*Prompt A*
Transcribe the passage of the discussion of CSS selectors from "So maybe wait" to "to being equivalent.".
-- START OF Text section --
I acknowledge that it must be tough working on the CSS standard, and it's a job that I'm glad I don't have. But understanding and using CSS is hard enough without examples like this:

    This opens up a great deal of new ways to match 
    content. For instance, a developer can match all
    paragraphs that contain nothing but images:

    // Match a paragraph that does not have anything that is not an image
    p:not(:has(:not(img))):not(:empty)
You don't start introducing :has with a convoluted multi-negative example like that. You save that for after the reader understands what :has does, to demonstrate how it lets you do really complex expressions that you couldn't do before. Or maybe you don't bother with that at all, since it's probably a rare case, and the much more common case that you should emphasize is that :has lets you style an element based on the children it contains, which CSS doesn't let you do today.

And what does this mean?

    Caveat: at this time the :has selector is not considered fast, which means that it may not be available for use in stylesheets.
Where else is a CSS selector useful? In particular, where else is the most interesting part of CSS Selectors 4 going to be useful? Don't tell me Javascript code, because I can already do this stuff in Javascript code, and more, without having to worry about browser support for a new CSS standard.


I'm the author of the post linked here, but not the author of the spec. My goal was to introduce the new features -- obviously there was a bit of a "deep end" problem talking about :has and I need to do a bit more work on that part of the post.

The distinction between "fast" and "complete" selectors is explained in the spec doc: http://dev.w3.org/csswg/selectors-4/

Obviously I can't read the minds of the spec writers, but I imagine they don't know what the performance implications of :has() is right now and they don't want to commit to something that kills browser performance once it's out there in the wild.


So maybe wait until there's an implementation before deciding whether it's a good thing to have in the spec?

(I don't necessarily mean "a vendor-specific implementation in a released browser" - but someone should be coding prototypes of this stuff. Adobe did it for some of their new additions - clearly marked as experimental in special builds of Chromium)


The general attitude is that things get in the spec once there is rough consensus they should be implemented, but can be dropped if they turn out to be unworkable with implementation experience.


Given how close CSS selector semantics are to things like XPath I wonder if they'll eventually converge to being equivalent.

I think that :has syntax is pretty horrific... the '!' syntax was much simpler to read, but I see the reasoning behind making it function-like as the subject of the selector then remains looking like it did before.


Where exactly one uses nth-selector other than to style first/last and even/odd items?

We are using nth-selector to style icon for nav items, which IMO is a wrong way of styling nav items.
-- END OF Text section --
-- START OF Data provided --
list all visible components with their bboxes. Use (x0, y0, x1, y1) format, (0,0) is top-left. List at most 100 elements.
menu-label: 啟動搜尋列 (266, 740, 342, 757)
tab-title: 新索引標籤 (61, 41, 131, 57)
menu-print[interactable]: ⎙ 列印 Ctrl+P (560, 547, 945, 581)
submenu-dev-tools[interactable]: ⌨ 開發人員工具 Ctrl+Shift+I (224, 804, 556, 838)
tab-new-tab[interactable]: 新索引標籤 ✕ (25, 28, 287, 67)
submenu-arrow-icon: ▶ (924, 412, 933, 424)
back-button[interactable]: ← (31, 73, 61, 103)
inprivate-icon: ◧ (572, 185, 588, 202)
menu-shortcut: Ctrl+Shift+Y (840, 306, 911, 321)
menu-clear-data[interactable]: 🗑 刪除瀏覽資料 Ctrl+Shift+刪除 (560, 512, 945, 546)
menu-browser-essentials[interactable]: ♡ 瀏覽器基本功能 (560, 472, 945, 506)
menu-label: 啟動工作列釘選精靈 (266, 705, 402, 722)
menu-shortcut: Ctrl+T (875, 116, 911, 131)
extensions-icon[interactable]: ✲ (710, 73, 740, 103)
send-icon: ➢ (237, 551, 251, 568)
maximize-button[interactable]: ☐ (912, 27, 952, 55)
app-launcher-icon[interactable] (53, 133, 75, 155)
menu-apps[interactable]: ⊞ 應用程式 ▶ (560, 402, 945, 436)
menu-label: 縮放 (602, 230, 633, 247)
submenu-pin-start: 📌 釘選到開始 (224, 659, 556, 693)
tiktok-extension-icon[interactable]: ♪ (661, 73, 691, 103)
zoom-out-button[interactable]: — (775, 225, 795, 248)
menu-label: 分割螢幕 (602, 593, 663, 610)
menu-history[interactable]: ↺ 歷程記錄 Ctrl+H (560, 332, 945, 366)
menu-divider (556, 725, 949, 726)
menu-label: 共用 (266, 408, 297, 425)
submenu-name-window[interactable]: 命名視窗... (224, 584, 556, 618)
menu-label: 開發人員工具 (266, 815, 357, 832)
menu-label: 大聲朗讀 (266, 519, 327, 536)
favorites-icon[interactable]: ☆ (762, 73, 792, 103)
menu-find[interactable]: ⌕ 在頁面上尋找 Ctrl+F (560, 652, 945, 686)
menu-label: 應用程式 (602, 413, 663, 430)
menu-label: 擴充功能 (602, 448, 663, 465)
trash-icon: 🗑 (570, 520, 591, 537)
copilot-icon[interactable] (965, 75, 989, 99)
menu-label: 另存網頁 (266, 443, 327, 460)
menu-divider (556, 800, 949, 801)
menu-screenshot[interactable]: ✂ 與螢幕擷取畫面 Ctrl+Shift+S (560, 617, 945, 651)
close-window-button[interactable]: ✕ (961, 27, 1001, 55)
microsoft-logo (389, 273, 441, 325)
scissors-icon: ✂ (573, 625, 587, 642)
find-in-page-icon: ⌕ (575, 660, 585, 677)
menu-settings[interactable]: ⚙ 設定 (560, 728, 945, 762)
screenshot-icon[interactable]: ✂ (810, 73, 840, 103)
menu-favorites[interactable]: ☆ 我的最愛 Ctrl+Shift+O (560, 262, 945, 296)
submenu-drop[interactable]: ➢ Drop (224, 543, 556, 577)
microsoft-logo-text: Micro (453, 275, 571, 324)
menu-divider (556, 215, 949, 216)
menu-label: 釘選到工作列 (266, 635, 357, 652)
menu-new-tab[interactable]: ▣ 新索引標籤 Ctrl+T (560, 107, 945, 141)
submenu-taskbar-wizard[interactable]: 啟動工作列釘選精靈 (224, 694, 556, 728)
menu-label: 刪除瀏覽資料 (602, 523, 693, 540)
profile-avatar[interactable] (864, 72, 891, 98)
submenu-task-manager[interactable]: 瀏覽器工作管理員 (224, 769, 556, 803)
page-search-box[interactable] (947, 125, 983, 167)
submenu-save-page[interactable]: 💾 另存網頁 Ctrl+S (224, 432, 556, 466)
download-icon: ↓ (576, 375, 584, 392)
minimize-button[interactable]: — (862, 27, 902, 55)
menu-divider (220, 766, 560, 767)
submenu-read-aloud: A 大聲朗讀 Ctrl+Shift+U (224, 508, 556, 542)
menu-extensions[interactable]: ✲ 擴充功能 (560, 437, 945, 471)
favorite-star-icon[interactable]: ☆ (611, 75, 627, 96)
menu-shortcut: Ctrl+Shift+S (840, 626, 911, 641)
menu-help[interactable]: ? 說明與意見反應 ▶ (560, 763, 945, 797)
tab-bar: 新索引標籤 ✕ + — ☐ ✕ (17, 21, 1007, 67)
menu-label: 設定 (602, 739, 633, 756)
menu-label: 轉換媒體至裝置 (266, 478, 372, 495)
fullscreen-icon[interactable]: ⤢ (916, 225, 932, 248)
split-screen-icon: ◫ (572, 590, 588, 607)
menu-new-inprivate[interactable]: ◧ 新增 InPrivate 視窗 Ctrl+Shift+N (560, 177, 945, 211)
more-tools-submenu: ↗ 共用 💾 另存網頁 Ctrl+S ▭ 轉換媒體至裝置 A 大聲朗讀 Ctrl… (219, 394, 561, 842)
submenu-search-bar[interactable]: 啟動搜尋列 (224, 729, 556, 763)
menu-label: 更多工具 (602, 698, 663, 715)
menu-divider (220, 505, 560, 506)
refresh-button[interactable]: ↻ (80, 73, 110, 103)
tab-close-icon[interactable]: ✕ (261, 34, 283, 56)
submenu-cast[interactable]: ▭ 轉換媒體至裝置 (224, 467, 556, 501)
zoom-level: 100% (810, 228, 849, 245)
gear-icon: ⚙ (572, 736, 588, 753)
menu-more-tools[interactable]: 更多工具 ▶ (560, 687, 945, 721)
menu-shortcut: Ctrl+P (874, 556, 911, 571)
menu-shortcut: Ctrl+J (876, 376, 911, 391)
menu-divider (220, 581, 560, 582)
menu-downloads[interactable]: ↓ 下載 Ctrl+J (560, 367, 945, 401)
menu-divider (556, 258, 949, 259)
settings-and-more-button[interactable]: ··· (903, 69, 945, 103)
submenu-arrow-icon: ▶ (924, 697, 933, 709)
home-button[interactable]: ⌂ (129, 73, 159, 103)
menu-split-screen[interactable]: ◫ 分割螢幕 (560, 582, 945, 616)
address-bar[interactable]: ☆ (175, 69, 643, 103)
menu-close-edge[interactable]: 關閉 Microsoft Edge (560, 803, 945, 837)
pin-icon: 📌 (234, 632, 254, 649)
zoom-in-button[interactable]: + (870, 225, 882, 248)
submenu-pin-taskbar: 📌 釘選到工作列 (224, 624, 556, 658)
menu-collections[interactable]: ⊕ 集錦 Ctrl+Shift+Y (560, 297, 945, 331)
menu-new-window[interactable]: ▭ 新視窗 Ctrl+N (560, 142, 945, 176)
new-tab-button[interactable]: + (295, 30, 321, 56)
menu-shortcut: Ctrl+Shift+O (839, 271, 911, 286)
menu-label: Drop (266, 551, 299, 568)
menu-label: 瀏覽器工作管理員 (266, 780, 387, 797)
-- END OF Data provided --
*Prompt B*
Repeat word for word the lines of the listing from its first line through the line with "menu-browser-essentials[interactable]: ♡ 瀏覽器基本功能", including both.

*Full response A*
So maybe wait until there's an implementation before deciding whether it's a good thing to have in the spec?

(I don't necessarily mean "a vendor-specific implementation in a released browser" - but someone should be coding prototypes of this stuff. Adobe did it for some of their new additions - clearly marked as experimental in special builds of Chromium)


The general attitude is that things get in the spec once there is rough consensus they should be implemented, but can be dropped if they turn out to be unworkable with implementation experience.


Given how close CSS selector semantics are to things like XPath I wonder if they'll eventually converge to being equivalent.

*Full response B*
list all visible components with their bboxes. Use (x0, y0, x1, y1) format, (0,0) is top-left. List at most 100 elements.
menu-label: 啟動搜尋列 (266, 740, 342, 757)
tab-title: 新索引標籤 (61, 41, 131, 57)
menu-print[interactable]: ⎙ 列印 Ctrl+P (560, 547, 945, 581)
submenu-dev-tools[interactable]: ⌨ 開發人員工具 Ctrl+Shift+I (224, 804, 556, 838)
tab-new-tab[interactable]: 新索引標籤 ✕ (25, 28, 287, 67)
submenu-arrow-icon: ▶ (924, 412, 933, 424)
back-button[interactable]: ← (31, 73, 61, 103)
inprivate-icon: ◧ (572, 185, 588, 202)
menu-shortcut: Ctrl+Shift+Y (840, 306, 911, 321)
menu-clear-data[interactable]: 🗑 刪除瀏覽資料 Ctrl+Shift+刪除 (560, 512, 945, 546)
menu-browser-essentials[interactable]: ♡ 瀏覽器基本功能 (560, 472, 945, 506)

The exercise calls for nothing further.